◆ GOAL OF THE EXERCISE: Of the lines below, how many hold the string "Settings"? Give only the number.

Dataset records:
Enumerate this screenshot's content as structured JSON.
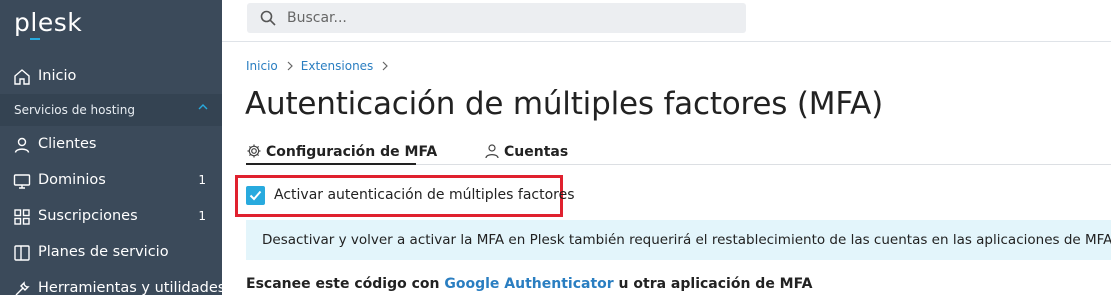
{
  "sidebar": {
    "logo": "plesk",
    "home": "Inicio",
    "group": "Servicios de hosting",
    "items": [
      {
        "label": "Clientes",
        "icon": "user-icon",
        "count": ""
      },
      {
        "label": "Dominios",
        "icon": "monitor-icon",
        "count": "1"
      },
      {
        "label": "Suscripciones",
        "icon": "grid-icon",
        "count": "1"
      },
      {
        "label": "Planes de servicio",
        "icon": "book-icon",
        "count": ""
      },
      {
        "label": "Herramientas y utilidades",
        "icon": "tools-icon",
        "count": ""
      }
    ]
  },
  "search": {
    "placeholder": "Buscar..."
  },
  "breadcrumb": [
    "Inicio",
    "Extensiones"
  ],
  "page": {
    "title": "Autenticación de múltiples factores (MFA)"
  },
  "tabs": [
    {
      "label": "Configuración de MFA",
      "icon": "gear-icon",
      "active": true
    },
    {
      "label": "Cuentas",
      "icon": "user-icon",
      "active": false
    }
  ],
  "mfa": {
    "checkbox_label": "Activar autenticación de múltiples factores",
    "checked": true,
    "info": "Desactivar y volver a activar la MFA en Plesk también requerirá el restablecimiento de las cuentas en las aplicaciones de MFA.",
    "scan_prefix": "Escanee este código con ",
    "scan_link": "Google Authenticator",
    "scan_suffix": " u otra aplicación de MFA"
  },
  "colors": {
    "sidebar": "#3b4a5a",
    "accent": "#28aade",
    "link": "#2a7ec1",
    "highlight": "#e0212f",
    "info_bg": "#e3f5fb"
  }
}
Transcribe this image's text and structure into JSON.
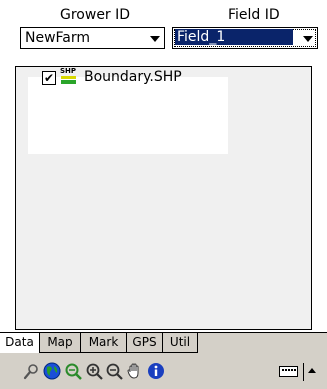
{
  "header": {
    "grower_label": "Grower ID",
    "field_label": "Field ID",
    "grower_value": "NewFarm",
    "field_value": "Field_1"
  },
  "layers": [
    {
      "label": "Boundary.SHP",
      "checked": true,
      "icon_text": "SHP"
    }
  ],
  "tabs": [
    {
      "label": "Data",
      "active": true
    },
    {
      "label": "Map"
    },
    {
      "label": "Mark"
    },
    {
      "label": "GPS"
    },
    {
      "label": "Util"
    }
  ],
  "toolbar": {
    "tools": [
      "select-tool-icon",
      "globe-icon",
      "zoom-extent-icon",
      "zoom-in-icon",
      "zoom-out-icon",
      "pan-hand-icon",
      "info-icon"
    ]
  },
  "colors": {
    "selection": "#0a246a",
    "chrome": "#d4d0c8",
    "panel": "#f0f0f0"
  }
}
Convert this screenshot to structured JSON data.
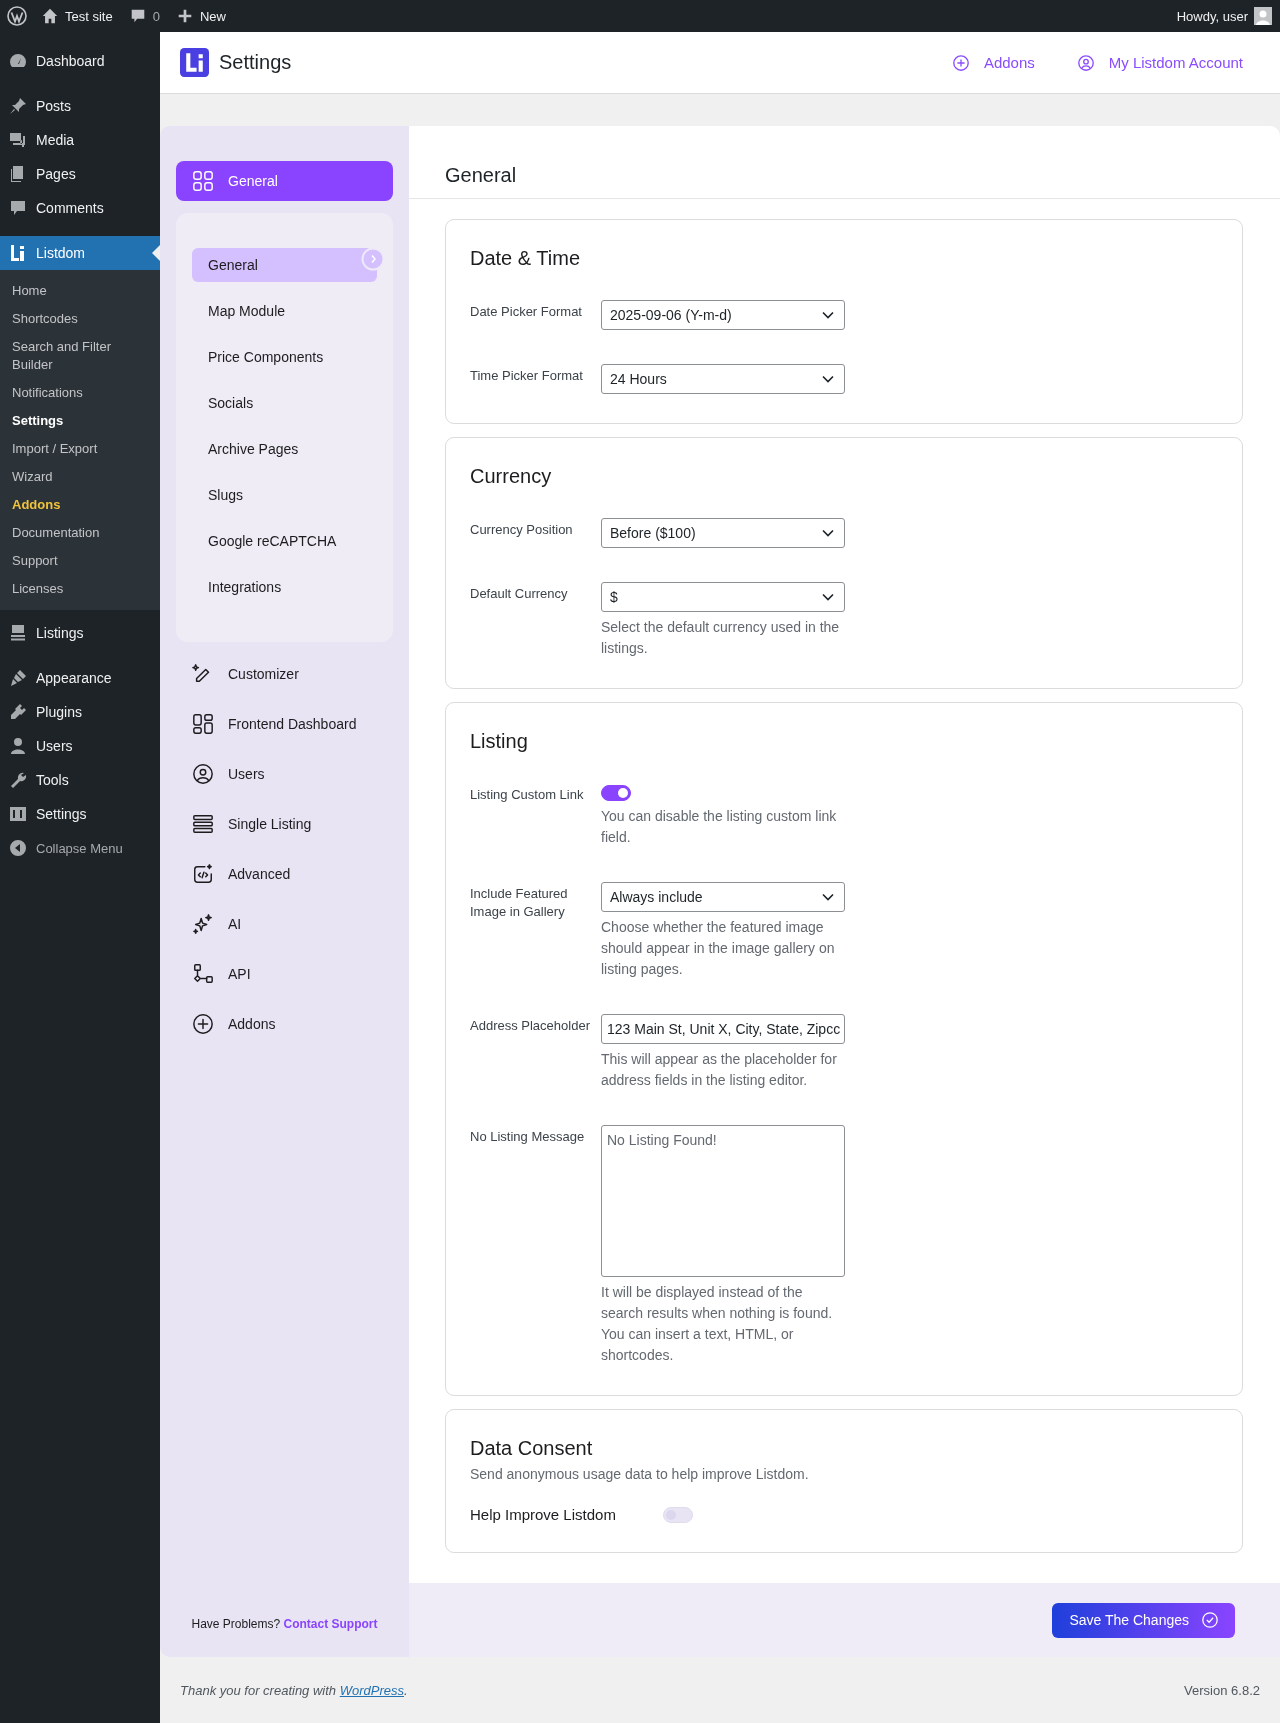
{
  "admin_bar": {
    "site": "Test site",
    "comments": "0",
    "new": "New",
    "greeting": "Howdy, user"
  },
  "admin_menu": [
    {
      "label": "Dashboard",
      "selected": false
    },
    {
      "label": "Posts",
      "selected": false
    },
    {
      "label": "Media",
      "selected": false
    },
    {
      "label": "Pages",
      "selected": false
    },
    {
      "label": "Comments",
      "selected": false
    },
    {
      "label": "Listdom",
      "selected": true,
      "children": [
        {
          "label": "Home",
          "selected": false,
          "kind": "link"
        },
        {
          "label": "Shortcodes",
          "selected": false,
          "kind": "link"
        },
        {
          "label": "Search and Filter Builder",
          "selected": false,
          "kind": "link"
        },
        {
          "label": "Notifications",
          "selected": false,
          "kind": "link"
        },
        {
          "label": "Settings",
          "selected": true,
          "kind": "link"
        },
        {
          "label": "Import / Export",
          "selected": false,
          "kind": "link"
        },
        {
          "label": "Wizard",
          "selected": false,
          "kind": "link"
        },
        {
          "label": "Addons",
          "selected": false,
          "kind": "highlight"
        },
        {
          "label": "Documentation",
          "selected": false,
          "kind": "link"
        },
        {
          "label": "Support",
          "selected": false,
          "kind": "link"
        },
        {
          "label": "Licenses",
          "selected": false,
          "kind": "link"
        }
      ]
    },
    {
      "label": "Listings",
      "selected": false
    },
    {
      "label": "Appearance",
      "selected": false
    },
    {
      "label": "Plugins",
      "selected": false
    },
    {
      "label": "Users",
      "selected": false
    },
    {
      "label": "Tools",
      "selected": false
    },
    {
      "label": "Settings",
      "selected": false
    },
    {
      "label": "Collapse Menu",
      "selected": false
    }
  ],
  "header": {
    "title": "Settings",
    "links": [
      {
        "label": "Addons"
      },
      {
        "label": "My Listdom Account"
      }
    ]
  },
  "nav": {
    "sections": [
      {
        "label": "General",
        "selected": true,
        "children": [
          {
            "label": "General",
            "selected": true
          },
          {
            "label": "Map Module",
            "selected": false
          },
          {
            "label": "Price Components",
            "selected": false
          },
          {
            "label": "Socials",
            "selected": false
          },
          {
            "label": "Archive Pages",
            "selected": false
          },
          {
            "label": "Slugs",
            "selected": false
          },
          {
            "label": "Google reCAPTCHA",
            "selected": false
          },
          {
            "label": "Integrations",
            "selected": false
          }
        ]
      },
      {
        "label": "Customizer",
        "selected": false
      },
      {
        "label": "Frontend Dashboard",
        "selected": false
      },
      {
        "label": "Users",
        "selected": false
      },
      {
        "label": "Single Listing",
        "selected": false
      },
      {
        "label": "Advanced",
        "selected": false
      },
      {
        "label": "AI",
        "selected": false
      },
      {
        "label": "API",
        "selected": false
      },
      {
        "label": "Addons",
        "selected": false
      }
    ],
    "help": {
      "text": "Have Problems?",
      "link": "Contact Support"
    }
  },
  "content": {
    "title": "General",
    "cards": [
      {
        "title": "Date & Time",
        "fields": [
          {
            "kind": "select",
            "label": "Date Picker Format",
            "value": "2025-09-06 (Y-m-d)"
          },
          {
            "kind": "select",
            "label": "Time Picker Format",
            "value": "24 Hours"
          }
        ]
      },
      {
        "title": "Currency",
        "fields": [
          {
            "kind": "select",
            "label": "Currency Position",
            "value": "Before ($100)"
          },
          {
            "kind": "select",
            "label": "Default Currency",
            "value": "$",
            "help": "Select the default currency used in the listings."
          }
        ]
      },
      {
        "title": "Listing",
        "fields": [
          {
            "kind": "toggle",
            "label": "Listing Custom Link",
            "on": true,
            "help": "You can disable the listing custom link field."
          },
          {
            "kind": "select",
            "label": "Include Featured Image in Gallery",
            "value": "Always include",
            "help": "Choose whether the featured image should appear in the image gallery on listing pages."
          },
          {
            "kind": "text",
            "label": "Address Placeholder",
            "value": "123 Main St, Unit X, City, State, Zipcc",
            "help": "This will appear as the placeholder for address fields in the listing editor."
          },
          {
            "kind": "textarea",
            "label": "No Listing Message",
            "value": "No Listing Found!",
            "help": "It will be displayed instead of the search results when nothing is found. You can insert a text, HTML, or shortcodes."
          }
        ]
      },
      {
        "title": "Data Consent",
        "description": "Send anonymous usage data to help improve Listdom.",
        "fields": [
          {
            "kind": "consent",
            "label": "Help Improve Listdom",
            "on": false
          }
        ]
      }
    ]
  },
  "save_button": "Save The Changes",
  "footer": {
    "text": "Thank you for creating with",
    "link": "WordPress",
    "after": ".",
    "version": "Version 6.8.2"
  }
}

◆ EXERCISE RESPONSE: 3